Extract to read:
- - - - -

Tribes, Environmental Groups Ask US Court to Block $10B Energy Project in Arizona

ALBUQUERQUE, NEW MEXICO — A federal judge is being asked to issue a stop-work order on a $10 billion transmission line being built through a remote southeastern Arizona valley to carry wind-generated electricity to customers as far away as California. 

A 32-page lawsuit filed on January 17 in U.S. District Court in Tucson, Arizona, accuses the U.S. Interior Department and Bureau of Land Management of refusing for nearly 15 years to recognize “overwhelming evidence of the cultural significance” of the remote San Pedro Valley to Native American tribes, including the Tohono O’odham, Hopi, Zuni and San Carlos Apache Tribe. 

The suit was filed shortly after Pattern Energy received approval to transmit electricity generated by its SunZia wind farm in central New Mexico through the San Pedro Valley east of Tucson and north of Interstate 10. 

The lawsuit calls the valley “one of the most intact, prehistoric and historical … landscapes in southern Arizona” and asks the court to issue restraining orders or permanent injunctions to halt construction. 

“The San Pedro Valley will be irreparably harmed if construction proceeds,” it says. 

Government representatives declined to comment Tuesday on the pending litigation. They are expected to respond in court. The project has been touted as the biggest U.S. electricity infrastructure undertaking since the Hoover Dam. 

Pattern Energy officials said Tuesday that the time has passed to reconsider the route, which was approved in 2015 following a review process. 

“It is unfortunate and regrettable that after a lengthy consultation process, where certain parties did not participate repeatedly since 2009, this is the path chosen at this late stage,” Pattern Energy spokesperson Matt Dallas said in an email. 

Plaintiffs in the lawsuit are the Tohono O’odham Nation, the San Carlos Apache Tribe and the nonprofit organizations Center for Biological Diversity and Archaeology Southwest. 

“The case for protecting this landscape is clear,” Archaeology Southwest said in a statement that calls the San Pedro Arizona’s last free-flowing river and the valley the embodiment of a “unique and timely story of social and ecological sustainability across more than 12,000 years of cultural and environmental change.”

- - - - -

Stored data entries
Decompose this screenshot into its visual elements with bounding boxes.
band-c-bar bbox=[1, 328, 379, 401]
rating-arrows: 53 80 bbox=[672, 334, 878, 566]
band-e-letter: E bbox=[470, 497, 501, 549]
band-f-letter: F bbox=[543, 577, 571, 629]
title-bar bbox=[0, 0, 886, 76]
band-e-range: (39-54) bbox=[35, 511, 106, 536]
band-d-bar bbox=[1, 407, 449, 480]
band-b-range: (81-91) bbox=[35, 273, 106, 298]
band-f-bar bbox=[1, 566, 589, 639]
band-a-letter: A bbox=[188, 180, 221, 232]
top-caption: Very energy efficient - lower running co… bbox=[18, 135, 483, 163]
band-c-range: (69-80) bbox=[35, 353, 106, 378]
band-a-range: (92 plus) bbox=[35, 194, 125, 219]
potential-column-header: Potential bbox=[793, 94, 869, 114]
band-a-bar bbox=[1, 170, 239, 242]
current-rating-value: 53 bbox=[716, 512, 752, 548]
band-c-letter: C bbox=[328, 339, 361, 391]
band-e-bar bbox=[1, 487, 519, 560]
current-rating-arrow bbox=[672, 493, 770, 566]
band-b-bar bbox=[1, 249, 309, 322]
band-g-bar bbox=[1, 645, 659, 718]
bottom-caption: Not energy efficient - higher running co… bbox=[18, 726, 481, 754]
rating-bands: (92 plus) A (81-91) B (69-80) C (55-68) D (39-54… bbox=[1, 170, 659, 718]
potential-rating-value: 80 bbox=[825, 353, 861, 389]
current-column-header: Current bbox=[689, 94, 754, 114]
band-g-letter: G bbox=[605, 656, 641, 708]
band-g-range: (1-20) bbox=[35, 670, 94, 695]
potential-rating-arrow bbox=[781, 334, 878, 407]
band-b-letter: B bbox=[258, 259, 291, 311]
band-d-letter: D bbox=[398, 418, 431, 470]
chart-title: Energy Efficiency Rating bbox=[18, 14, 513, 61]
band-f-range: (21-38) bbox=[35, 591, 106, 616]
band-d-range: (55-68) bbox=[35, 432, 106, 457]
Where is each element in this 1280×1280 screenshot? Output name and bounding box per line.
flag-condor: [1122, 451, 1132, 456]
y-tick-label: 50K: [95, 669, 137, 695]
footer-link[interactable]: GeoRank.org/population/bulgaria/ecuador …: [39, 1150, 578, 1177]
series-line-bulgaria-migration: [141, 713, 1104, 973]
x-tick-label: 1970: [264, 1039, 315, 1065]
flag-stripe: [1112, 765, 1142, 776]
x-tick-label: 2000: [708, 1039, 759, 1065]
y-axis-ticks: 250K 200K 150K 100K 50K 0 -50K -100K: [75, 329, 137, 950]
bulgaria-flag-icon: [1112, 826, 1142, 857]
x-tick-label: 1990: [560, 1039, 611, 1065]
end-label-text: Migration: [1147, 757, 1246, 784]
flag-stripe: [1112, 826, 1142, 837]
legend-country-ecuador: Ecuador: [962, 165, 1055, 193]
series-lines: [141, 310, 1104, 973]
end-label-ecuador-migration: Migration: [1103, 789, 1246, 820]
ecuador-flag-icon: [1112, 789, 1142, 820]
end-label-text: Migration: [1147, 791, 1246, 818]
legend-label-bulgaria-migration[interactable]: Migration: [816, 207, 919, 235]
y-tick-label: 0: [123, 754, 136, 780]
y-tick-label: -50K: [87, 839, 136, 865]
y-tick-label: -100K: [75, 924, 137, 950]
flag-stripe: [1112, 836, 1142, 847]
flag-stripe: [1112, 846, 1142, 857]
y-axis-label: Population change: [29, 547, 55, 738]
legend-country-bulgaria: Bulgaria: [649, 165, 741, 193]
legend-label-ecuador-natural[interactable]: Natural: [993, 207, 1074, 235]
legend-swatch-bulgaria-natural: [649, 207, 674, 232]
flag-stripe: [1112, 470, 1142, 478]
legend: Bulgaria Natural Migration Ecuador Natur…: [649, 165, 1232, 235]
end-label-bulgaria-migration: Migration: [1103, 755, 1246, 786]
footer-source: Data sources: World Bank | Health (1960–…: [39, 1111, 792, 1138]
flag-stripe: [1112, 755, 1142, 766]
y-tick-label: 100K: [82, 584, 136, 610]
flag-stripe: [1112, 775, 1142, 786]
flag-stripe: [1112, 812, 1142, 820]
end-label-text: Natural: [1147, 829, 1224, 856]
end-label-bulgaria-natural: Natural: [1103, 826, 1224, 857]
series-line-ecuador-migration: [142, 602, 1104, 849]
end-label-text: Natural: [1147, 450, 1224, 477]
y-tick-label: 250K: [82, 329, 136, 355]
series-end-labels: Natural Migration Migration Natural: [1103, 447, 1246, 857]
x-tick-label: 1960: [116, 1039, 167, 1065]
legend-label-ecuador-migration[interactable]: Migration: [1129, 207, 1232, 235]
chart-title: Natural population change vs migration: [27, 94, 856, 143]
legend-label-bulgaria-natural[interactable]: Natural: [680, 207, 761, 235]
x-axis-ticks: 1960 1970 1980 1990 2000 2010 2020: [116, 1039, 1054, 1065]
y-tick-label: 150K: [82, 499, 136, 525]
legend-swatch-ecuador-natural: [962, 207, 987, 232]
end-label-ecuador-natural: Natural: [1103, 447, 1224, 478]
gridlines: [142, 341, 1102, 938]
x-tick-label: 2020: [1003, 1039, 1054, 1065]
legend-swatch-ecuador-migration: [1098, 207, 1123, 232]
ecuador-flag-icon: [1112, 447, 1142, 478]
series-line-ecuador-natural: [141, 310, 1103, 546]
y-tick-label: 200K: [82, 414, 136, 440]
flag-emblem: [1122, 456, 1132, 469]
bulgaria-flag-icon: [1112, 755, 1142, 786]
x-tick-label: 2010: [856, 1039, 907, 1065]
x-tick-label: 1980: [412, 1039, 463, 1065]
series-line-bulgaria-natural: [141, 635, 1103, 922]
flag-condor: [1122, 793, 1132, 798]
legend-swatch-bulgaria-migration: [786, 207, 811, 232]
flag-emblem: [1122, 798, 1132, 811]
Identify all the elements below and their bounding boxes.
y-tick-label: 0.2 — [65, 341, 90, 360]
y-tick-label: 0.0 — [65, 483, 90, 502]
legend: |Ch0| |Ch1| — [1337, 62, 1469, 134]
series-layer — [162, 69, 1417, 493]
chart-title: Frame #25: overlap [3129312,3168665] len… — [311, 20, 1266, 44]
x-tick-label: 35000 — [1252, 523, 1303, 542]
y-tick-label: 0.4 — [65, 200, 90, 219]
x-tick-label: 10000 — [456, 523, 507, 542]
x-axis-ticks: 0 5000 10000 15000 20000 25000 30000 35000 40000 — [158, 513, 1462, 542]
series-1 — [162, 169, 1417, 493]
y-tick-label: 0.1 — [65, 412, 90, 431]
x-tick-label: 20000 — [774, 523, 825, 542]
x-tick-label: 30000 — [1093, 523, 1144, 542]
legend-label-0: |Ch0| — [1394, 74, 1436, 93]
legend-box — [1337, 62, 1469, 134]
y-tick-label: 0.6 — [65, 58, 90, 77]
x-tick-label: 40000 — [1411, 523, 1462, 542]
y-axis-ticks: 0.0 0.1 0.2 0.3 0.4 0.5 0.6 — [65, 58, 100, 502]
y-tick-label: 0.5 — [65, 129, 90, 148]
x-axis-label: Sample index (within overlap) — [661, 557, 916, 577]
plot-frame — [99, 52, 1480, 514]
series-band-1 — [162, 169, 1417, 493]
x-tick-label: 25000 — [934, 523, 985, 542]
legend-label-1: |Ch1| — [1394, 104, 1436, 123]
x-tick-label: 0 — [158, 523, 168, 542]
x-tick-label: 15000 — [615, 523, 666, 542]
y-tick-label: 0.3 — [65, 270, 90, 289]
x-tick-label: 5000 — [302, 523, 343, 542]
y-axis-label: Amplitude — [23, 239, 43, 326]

- - - - -

What to work on:
A: Repeat the passage of the transmission line article starting at "Government representatives declined" and ending at "and Archaeology Southwest.".
B: Pick up the transmission line article after its last sentence and write what comes next.
The rows stand apart from the transmission line article and are separate material.

Solved tasks:
A:
Government representatives declined to comment Tuesday on the pending litigation. They are expected to respond in court. The project has been touted as the biggest U.S. electricity infrastructure undertaking since the Hoover Dam. 

Pattern Energy officials said Tuesday that the time has passed to reconsider the route, which was approved in 2015 following a review process. 

“It is unfortunate and regrettable that after a lengthy consultation process, where certain parties did not participate repeatedly since 2009, this is the path chosen at this late stage,” Pattern Energy spokesperson Matt Dallas said in an email. 

Plaintiffs in the lawsuit are the Tohono O’odham Nation, the San Carlos Apache Tribe and the nonprofit organizations Center for Biological Diversity and Archaeology Southwest.

B:
The valley represents an 80-kilometer (50-mile) stretch of the planned 885-kilometer (550-mile) conduit expected to carry electricity from new wind farms in central New Mexico to existing transmission lines in Arizona to serve populated areas as far away as California. The project has been called an important part of President Joe Biden’s goal for a carbon pollution-free power sector by 2035. 

Work started in September in New Mexico after negotiations that spanned years and resulted in approval from the Bureau of Land Management, the federal agency with authority over vast parts of the U.S. West. 

The route in New Mexico was modified after the U.S. Defense Department raised concerns about the effects of high-voltage lines on radar systems and military training operations. 

Work halted briefly in November amid pleas by tribes to review environmental approvals for the San Pedro Valley and resumed weeks later in what Tohono O’odham Chairman Verlon M. Jose characterized as “a punch to the gut.” 

SunZia expects the transmission line to begin commercial service in 2026, carrying more than 3,500 megawatts of wind power to 3 million people. Project officials say they conducted surveys and worked with tribes over the years to identify cultural resources in the area.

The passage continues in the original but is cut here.